Task description:
Pull out every line of the listing below where "their" appears.

Provided records:

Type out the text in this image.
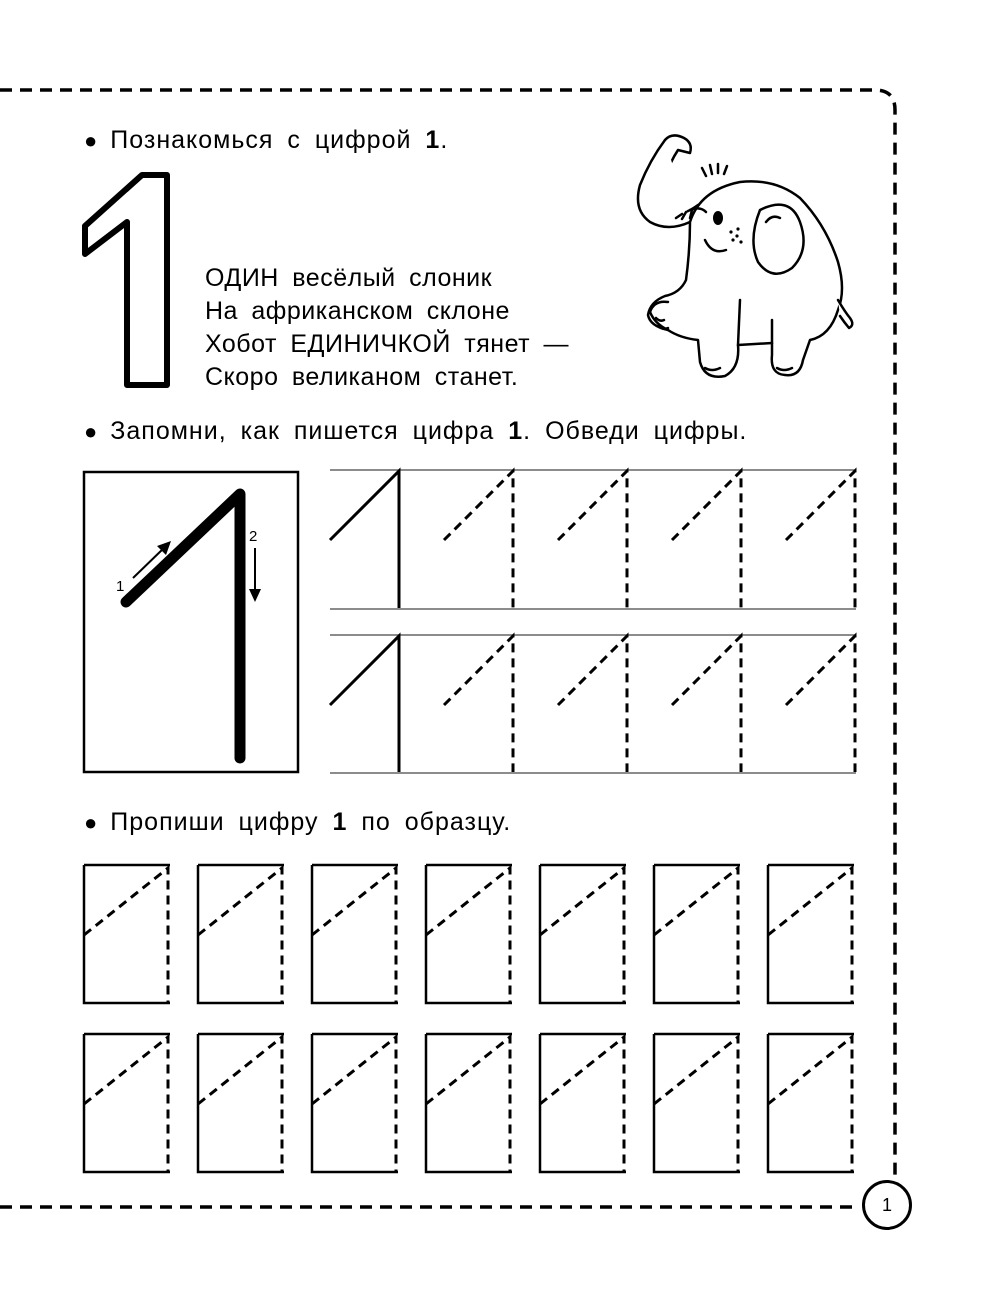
1
2
● Познакомься с цифрой 1.
ОДИН весёлый слоник
На африканском склоне
Хобот ЕДИНИЧКОЙ тянет —
Скоро великаном станет.
● Запомни, как пишется цифра 1. Обведи цифры.
● Пропиши цифру 1 по образцу.
1
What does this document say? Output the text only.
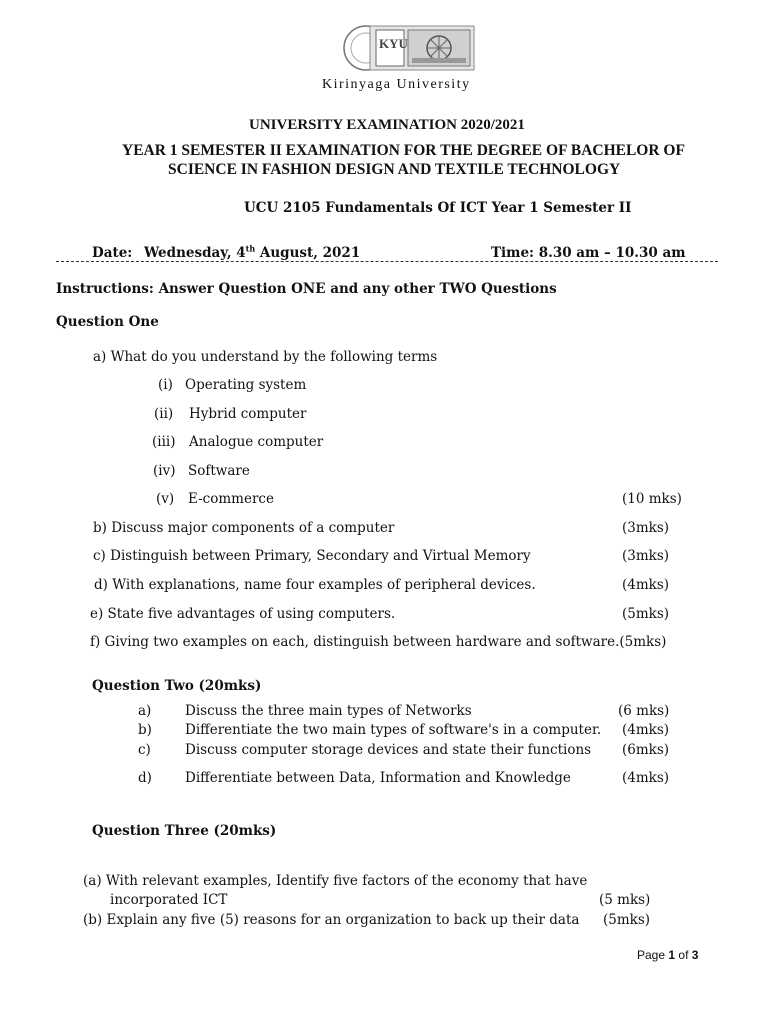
KYU
Kirinyaga University
UNIVERSITY EXAMINATION 2020/2021
YEAR 1 SEMESTER II EXAMINATION FOR THE DEGREE OF BACHELOR OF
SCIENCE IN FASHION DESIGN AND TEXTILE TECHNOLOGY
UCU 2105 Fundamentals Of ICT Year 1 Semester II
Date: Wednesday, 4th August, 2021	Time: 8.30 am – 10.30 am
Instructions: Answer Question ONE and any other TWO Questions
Question One
a) What do you understand by the following terms
(i) Operating system
(ii) Hybrid computer
(iii) Analogue computer
(iv) Software
(v) E-commerce	(10 mks)
b) Discuss major components of a computer	(3mks)
c) Distinguish between Primary, Secondary and Virtual Memory	(3mks)
d) With explanations, name four examples of peripheral devices.	(4mks)
e) State five advantages of using computers.	(5mks)
f) Giving two examples on each, distinguish between hardware and software.(5mks)
Question Two (20mks)
a) Discuss the three main types of Networks	(6 mks)
b) Differentiate the two main types of software's in a computer. (4mks)
c)	Discuss computer storage devices and state their functions (6mks)
d) Differentiate between Data, Information and Knowledge	(4mks)
Question Three (20mks)
(a) With relevant examples, Identify five factors of the economy that have
incorporated ICT	(5 mks)
(b) Explain any five (5) reasons for an organization to back up their data (5mks)
Page 1 of 3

Correct output:
c)	Discuss computer storage devices and state their functions (6mks)
(b) Explain any five (5) reasons for an organization to back up their data (5mks)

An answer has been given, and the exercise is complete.